_SHORT PROBLEM_:
What lines of the data hold the string "الأخ"? Pull each one out.

_SUPPLIED DATA_:
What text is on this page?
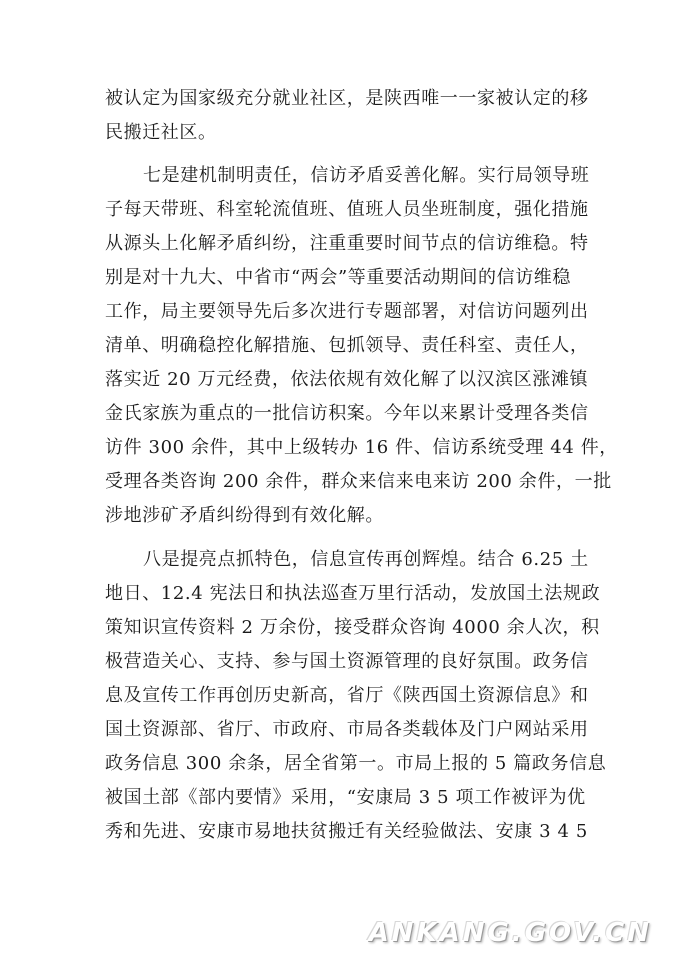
被认定为国家级充分就业社区，是陕西唯一一家被认定的移
民搬迁社区。
七是建机制明责任，信访矛盾妥善化解。实行局领导班
子每天带班、科室轮流值班、值班人员坐班制度，强化措施
从源头上化解矛盾纠纷，注重重要时间节点的信访维稳。特
别是对十九大、中省市“两会”等重要活动期间的信访维稳
工作，局主要领导先后多次进行专题部署，对信访问题列出
清单、明确稳控化解措施、包抓领导、责任科室、责任人，
落实近 20 万元经费，依法依规有效化解了以汉滨区涨滩镇
金氏家族为重点的一批信访积案。今年以来累计受理各类信
访件 300 余件，其中上级转办 16 件、信访系统受理 44 件，
受理各类咨询 200 余件，群众来信来电来访 200 余件，一批
涉地涉矿矛盾纠纷得到有效化解。
八是提亮点抓特色，信息宣传再创辉煌。结合 6.25 土
地日、12.4 宪法日和执法巡查万里行活动，发放国土法规政
策知识宣传资料 2 万余份，接受群众咨询 4000 余人次，积
极营造关心、支持、参与国土资源管理的良好氛围。政务信
息及宣传工作再创历史新高，省厅《陕西国土资源信息》和
国土资源部、省厅、市政府、市局各类载体及门户网站采用
政务信息 300 余条，居全省第一。市局上报的 5 篇政务信息
被国土部《部内要情》采用，“安康局 3 5 项工作被评为优
秀和先进、安康市易地扶贫搬迁有关经验做法、安康 3 4 5
ANKANG.GOV.CN
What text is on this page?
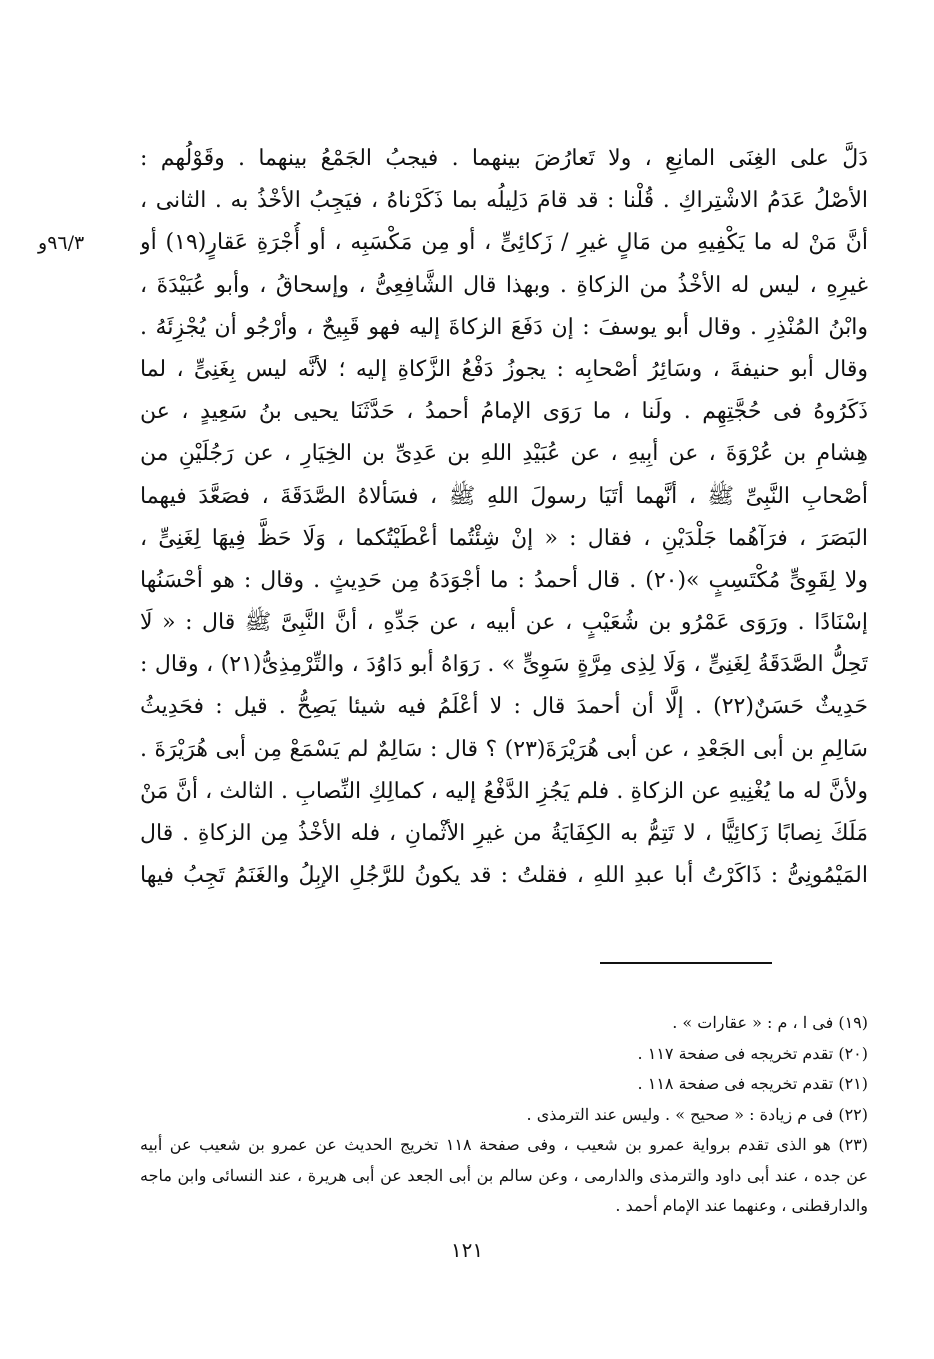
٩٦/٣و
دَلَّ على الغِنَى المانِعِ ، ولا تَعارُضَ بينهما . فيجبُ الجَمْعُ بينهما . وقَوْلُهم :
الأصْلُ عَدَمُ الاشْتِراكِ . قُلْنا : قد قامَ دَلِيلُه بما ذَكَرْناهُ ، فيَجِبُ الأخْذُ به . الثانى ،
أنَّ مَنْ له ما يَكْفِيهِ من مَالٍ غيرِ / زَكائِىٍّ ، أو مِن مَكْسَبِه ، أو أُجْرَةِ عَقارٍ(١٩) أو
غيرِهِ ، ليس له الأخْذُ من الزكاةِ . وبهذا قال الشَّافِعِىُّ ، وإسحاقُ ، وأبو عُبَيْدَةَ ،
وابْنُ المُنْذِرِ . وقال أبو يوسفَ : إن دَفَعَ الزكاةَ إليه فهو قَبِيحٌ ، وأرْجُو أن يُجْزِئَهُ .
وقال أبو حنيفةَ ، وسَائِرُ أصْحابِه : يجوزُ دَفْعُ الزَّكاةِ إليه ؛ لأنَّه ليس بِغَنِىٍّ ، لما
ذَكَرُوهُ فى حُجَّتِهِم . ولَنا ، ما رَوَى الإمامُ أحمدُ ، حَدَّثَنَا يحيى بنُ سَعِيدٍ ، عن
هِشامِ بن عُرْوَةَ ، عن أبِيهِ ، عن عُبَيْدِ اللهِ بن عَدِىِّ بن الخِيَارِ ، عن رَجُلَيْنِ من
أصْحابِ النَّبِىِّ ﷺ ، أنَّهما أتَيَا رسولَ اللهِ ﷺ ، فسَألاهُ الصَّدَقَةَ ، فصَعَّدَ فيهما
البَصَرَ ، فرَآهُما جَلْدَيْنِ ، فقال : « إنْ شِئْتُما أعْطَيْتُكما ، وَلَا حَظَّ فِيهَا لِغَنِىٍّ ،
ولا لِقَوِىٍّ مُكْتَسِبٍ »(٢٠) . قال أحمدُ : ما أجْوَدَهُ مِن حَدِيثٍ . وقال : هو أحْسَنُها
إسْنَادًا . ورَوَى عَمْرُو بن شُعَيْبٍ ، عن أبيه ، عن جَدِّهِ ، أنَّ النَّبِىَّ ﷺ قال : « لَا
تَحِلُّ الصَّدَقَةُ لِغَنِىٍّ ، وَلَا لِذِى مِرَّةٍ سَوِىٍّ » . رَوَاهُ أبو دَاوُدَ ، والتِّرْمِذِىُّ(٢١) ، وقال :
حَدِيثٌ حَسَنٌ(٢٢) . إلَّا أن أحمدَ قال : لا أعْلَمُ فيه شيئا يَصِحُّ . قيل : فحَدِيثُ
سَالِمِ بن أبى الجَعْدِ ، عن أبى هُرَيْرَةَ(٢٣) ؟ قال : سَالِمٌ لم يَسْمَعْ مِن أبى هُرَيْرَةَ .
ولأنَّ له ما يُغْنِيهِ عن الزكاةِ . فلم يَجُزِ الدَّفْعُ إليه ، كمالِكِ النِّصابِ . الثالث ، أنَّ مَنْ
مَلَكَ نِصابًا زَكائِيًّا ، لا تَتِمُّ به الكِفَايَةُ من غيرِ الأثْمانِ ، فله الأخْذُ مِن الزكاةِ . قال
المَيْمُونِىُّ : ذَاكَرْتُ أبا عبدِ اللهِ ، فقلتُ : قد يكونُ للرَّجُلِ الإبِلُ والغَنَمُ تَجِبُ فيها
(١٩) فى ا ، م : « عقارات » .
(٢٠) تقدم تخريجه فى صفحة ١١٧ .
(٢١) تقدم تخريجه فى صفحة ١١٨ .
(٢٢) فى م زيادة : « صحيح » . وليس عند الترمذى .
(٢٣) هو الذى تقدم برواية عمرو بن شعيب ، وفى صفحة ١١٨ تخريج الحديث عن عمرو بن شعيب عن أبيه
عن جده ، عند أبى داود والترمذى والدارمى ، وعن سالم بن أبى الجعد عن أبى هريرة ، عند النسائى وابن ماجه
والدارقطنى ، وعنهما عند الإمام أحمد .
١٢١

_EXERCISE RESULT_:
الأصْلُ عَدَمُ الاشْتِراكِ . قُلْنا : قد قامَ دَلِيلُه بما ذَكَرْناهُ ، فيَجِبُ الأخْذُ به . الثانى ،
غيرِهِ ، ليس له الأخْذُ من الزكاةِ . وبهذا قال الشَّافِعِىُّ ، وإسحاقُ ، وأبو عُبَيْدَةَ ،
مَلَكَ نِصابًا زَكائِيًّا ، لا تَتِمُّ به الكِفَايَةُ من غيرِ الأثْمانِ ، فله الأخْذُ مِن الزكاةِ . قال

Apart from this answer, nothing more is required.